_Things to do:_
(a) Transcribe the part of the pollo a la brasa text starting with "Pollo a la brasa, pollo" and going on through "eaten by hand.".
(b) Put this sentence from the pollo a la brasa text into Spanish: "The modern version is almost always served with mayonnaise-based sauces, or a salsa known as ají."

_Article:_
----
Peruvian chicken dish

Pollo a la brasa, pollo asado, blackened chicken, or charcoal chicken is a variety of rotisserie chicken associated with the cuisine of Peru.

The dish was developed by Roger Schuler, a Swiss resident of Chaclacayo, Lima, in 1950. Schuler was a Swiss national who found it difficult to return to his home country during World War II, and eventually settled in Lima, working in hotels and restaurants. He devised the method of pollo a la Brasa (on a spit over charcoal) with the assistance of his business partners after observing his cook's technique, and created the Granja Azul restaurant in Santa Clara, district of Ate, in Lima. The dish was initially seasoned only with salt, was served with large french fries and eaten by hand.

After receiving a large catering order, he sought out a fellow Swiss immigrant, Franz Ulrich, a metalworker who developed a type of rotisserie oven to allow high throughput that he named "El rotombo". Over time, additional spices were added, including rosemary, huacatay, black pepper, soy sauce, ají panca, and cumin, and it became acceptable to eat the dish with cutlery. The Schuler family still owns the Granja Azul, and a number of other restaurants around Peru, and Ulrich continued to produce rotisserie ovens. The modern version is almost always served with mayonnaise-based sauces, or a salsa known as ají.
----
_Data supplied:_
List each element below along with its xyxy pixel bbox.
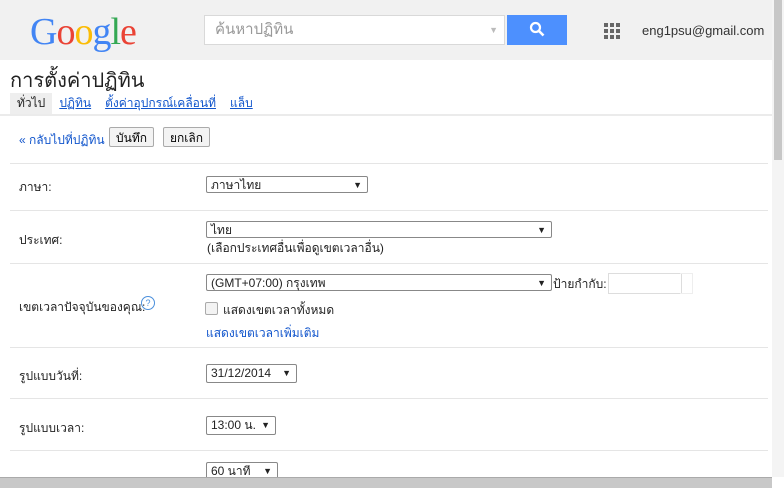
- cancel-button[interactable]: ยกเลิก: [163, 127, 211, 147]
- country-label: ประเทศ:: [19, 233, 63, 247]
- show-more-timezones-link[interactable]: แสดงเขตเวลาเพิ่มเติม: [206, 324, 319, 343]
- horizontal-scrollbar[interactable]: [0, 477, 772, 488]
- country-select[interactable]: ไทย ▼: [206, 221, 552, 238]
- back-to-calendar-link[interactable]: « กลับไปที่ปฏิทิน: [19, 131, 105, 150]
- timezone-tag-input[interactable]: [608, 273, 682, 294]
- settings-tabs: ทั่วไป ปฏิทิน ตั้งค่าอุปกรณ์เคลื่อนที่ แ…: [10, 93, 260, 114]
- country-value: ไทย: [211, 223, 232, 237]
- language-label: ภาษา:: [19, 180, 52, 194]
- search-icon: [529, 21, 545, 36]
- apps-grid-icon[interactable]: [604, 23, 620, 39]
- search-button[interactable]: [507, 15, 567, 45]
- tab-calendars[interactable]: ปฏิทิน: [52, 93, 98, 114]
- account-email[interactable]: eng1psu@gmail.com: [642, 23, 764, 38]
- save-button[interactable]: บันทึก: [109, 127, 154, 147]
- tag-input-edge: [680, 273, 693, 294]
- timezone-select[interactable]: (GMT+07:00) กรุงเทพ ▼: [206, 274, 552, 291]
- dropdown-arrow-icon: ▼: [261, 420, 270, 430]
- dropdown-icon[interactable]: ▼: [489, 16, 498, 44]
- date-format-label: รูปแบบวันที่:: [19, 369, 83, 383]
- divider: [10, 398, 768, 399]
- help-icon[interactable]: ?: [141, 296, 155, 310]
- google-logo[interactable]: Google: [30, 10, 137, 54]
- divider: [0, 114, 772, 116]
- divider: [10, 450, 768, 451]
- search-input[interactable]: ค้นหาปฏิทิน ▼: [204, 15, 505, 45]
- divider: [10, 263, 768, 264]
- tab-mobile-setup[interactable]: ตั้งค่าอุปกรณ์เคลื่อนที่: [98, 93, 223, 114]
- timezone-tag-label: ป้ายกำกับ:: [553, 277, 607, 291]
- duration-value: 60 นาที: [211, 464, 251, 478]
- divider: [10, 210, 768, 211]
- scrollbar-thumb[interactable]: [774, 0, 782, 160]
- dropdown-arrow-icon: ▼: [537, 225, 546, 235]
- tab-labs[interactable]: แล็บ: [223, 93, 260, 114]
- show-all-timezones-label: แสดงเขตเวลาทั้งหมด: [223, 303, 335, 317]
- timezone-label: เขตเวลาปัจจุบันของคุณ:: [19, 300, 146, 314]
- search-placeholder: ค้นหาปฏิทิน: [215, 21, 294, 38]
- dropdown-arrow-icon: ▼: [353, 180, 362, 190]
- country-note: (เลือกประเทศอื่นเพื่อดูเขตเวลาอื่น): [207, 241, 384, 255]
- timezone-value: (GMT+07:00) กรุงเทพ: [211, 276, 326, 290]
- dropdown-arrow-icon: ▼: [537, 278, 546, 288]
- date-format-value: 31/12/2014: [211, 366, 272, 380]
- divider: [10, 347, 768, 348]
- show-all-timezones-checkbox[interactable]: [205, 302, 218, 315]
- time-format-select[interactable]: 13:00 น. ▼: [206, 416, 276, 435]
- vertical-scrollbar[interactable]: [772, 0, 784, 477]
- header: Google ค้นหาปฏิทิน ▼ eng1psu@gmail.com: [0, 0, 772, 60]
- date-format-select[interactable]: 31/12/2014 ▼: [206, 364, 297, 383]
- time-format-value: 13:00 น.: [211, 418, 256, 432]
- divider: [10, 163, 768, 164]
- tab-general[interactable]: ทั่วไป: [10, 93, 53, 114]
- language-value: ภาษาไทย: [211, 178, 262, 192]
- language-select[interactable]: ภาษาไทย ▼: [206, 176, 368, 193]
- dropdown-arrow-icon: ▼: [282, 368, 291, 378]
- time-format-label: รูปแบบเวลา:: [19, 421, 85, 435]
- page-title: การตั้งค่าปฏิทิน: [10, 70, 145, 92]
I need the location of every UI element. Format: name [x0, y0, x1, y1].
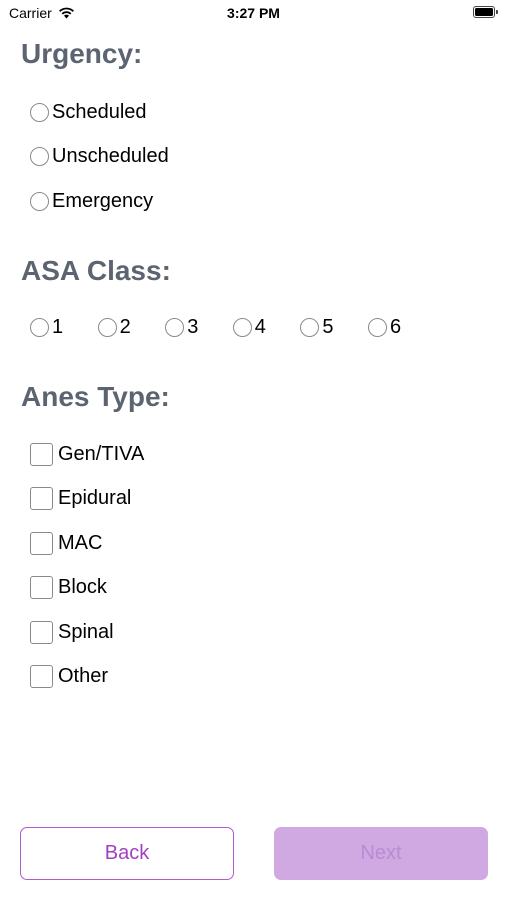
asa-option-3[interactable]: 3 [165, 316, 233, 339]
anes-option-gen-tiva[interactable]: Gen/TIVA [30, 443, 144, 466]
asa-option-6[interactable]: 6 [367, 316, 436, 339]
checkbox-icon[interactable] [30, 532, 53, 555]
anes-option-label: Block [58, 576, 107, 598]
asa-option-label: 4 [254, 316, 266, 338]
asa-option-label: 2 [119, 316, 131, 338]
asa-option-1[interactable]: 1 [30, 316, 98, 339]
radio-button-icon[interactable] [30, 318, 49, 337]
radio-button-icon[interactable] [232, 318, 252, 337]
urgency-option-scheduled[interactable]: Scheduled [30, 101, 147, 124]
anes-option-block[interactable]: Block [30, 576, 107, 599]
anes-type-title: Anes Type: [21, 381, 170, 412]
battery-icon [473, 6, 498, 18]
anes-option-label: MAC [58, 532, 103, 554]
asa-class-title: ASA Class: [21, 255, 171, 286]
anes-option-label: Gen/TIVA [58, 443, 145, 465]
asa-option-5[interactable]: 5 [300, 316, 368, 339]
radio-button-icon[interactable] [30, 147, 49, 166]
urgency-option-label: Unscheduled [52, 145, 169, 167]
asa-option-label: 6 [389, 316, 402, 338]
anes-option-label: Epidural [58, 487, 132, 509]
radio-button-icon[interactable] [30, 103, 49, 122]
radio-button-icon[interactable] [367, 318, 387, 337]
anes-option-spinal[interactable]: Spinal [30, 621, 114, 644]
anes-option-other[interactable]: Other [30, 665, 108, 688]
checkbox-icon[interactable] [30, 576, 53, 599]
anes-option-epidural[interactable]: Epidural [30, 487, 131, 510]
anes-option-mac[interactable]: MAC [30, 532, 102, 555]
radio-button-icon[interactable] [30, 192, 49, 211]
asa-class-options: 1 2 3 4 5 6 [30, 316, 436, 339]
urgency-option-emergency[interactable]: Emergency [30, 190, 153, 213]
radio-button-icon[interactable] [97, 318, 117, 337]
checkbox-icon[interactable] [30, 621, 53, 644]
asa-option-label: 1 [52, 316, 64, 338]
checkbox-icon[interactable] [30, 665, 53, 688]
radio-button-icon[interactable] [300, 318, 320, 337]
urgency-option-label: Scheduled [52, 101, 147, 123]
anes-option-label: Spinal [58, 621, 114, 643]
asa-option-label: 3 [187, 316, 199, 338]
urgency-title: Urgency: [21, 38, 143, 69]
status-time: 3:27 PM [227, 5, 280, 21]
asa-option-4[interactable]: 4 [232, 316, 301, 339]
next-button[interactable]: Next [274, 827, 488, 880]
anes-option-label: Other [58, 665, 109, 687]
radio-button-icon[interactable] [165, 318, 185, 337]
back-button[interactable]: Back [20, 827, 234, 880]
urgency-option-label: Emergency [52, 190, 154, 212]
asa-option-2[interactable]: 2 [97, 316, 166, 339]
asa-option-label: 5 [322, 316, 334, 338]
status-bar: Carrier 3:27 PM [0, 0, 507, 28]
urgency-option-unscheduled[interactable]: Unscheduled [30, 145, 169, 168]
checkbox-icon[interactable] [30, 487, 53, 510]
checkbox-icon[interactable] [30, 443, 53, 466]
----
_Answers in order:_
(a)
Pollo a la brasa, pollo asado, blackened chicken, or charcoal chicken is a variety of rotisserie chicken associated with the cuisine of Peru.

The dish was developed by Roger Schuler, a Swiss resident of Chaclacayo, Lima, in 1950. Schuler was a Swiss national who found it difficult to return to his home country during World War II, and eventually settled in Lima, working in hotels and restaurants. He devised the method of pollo a la Brasa (on a spit over charcoal) with the assistance of his business partners after observing his cook's technique, and created the Granja Azul restaurant in Santa Clara, district of Ate, in Lima. The dish was initially seasoned only with salt, was served with large french fries and eaten by hand.

(b) La versión moderna casi siempre se sirve con salsas a base de mayonesa, o con una salsa conocida como ají.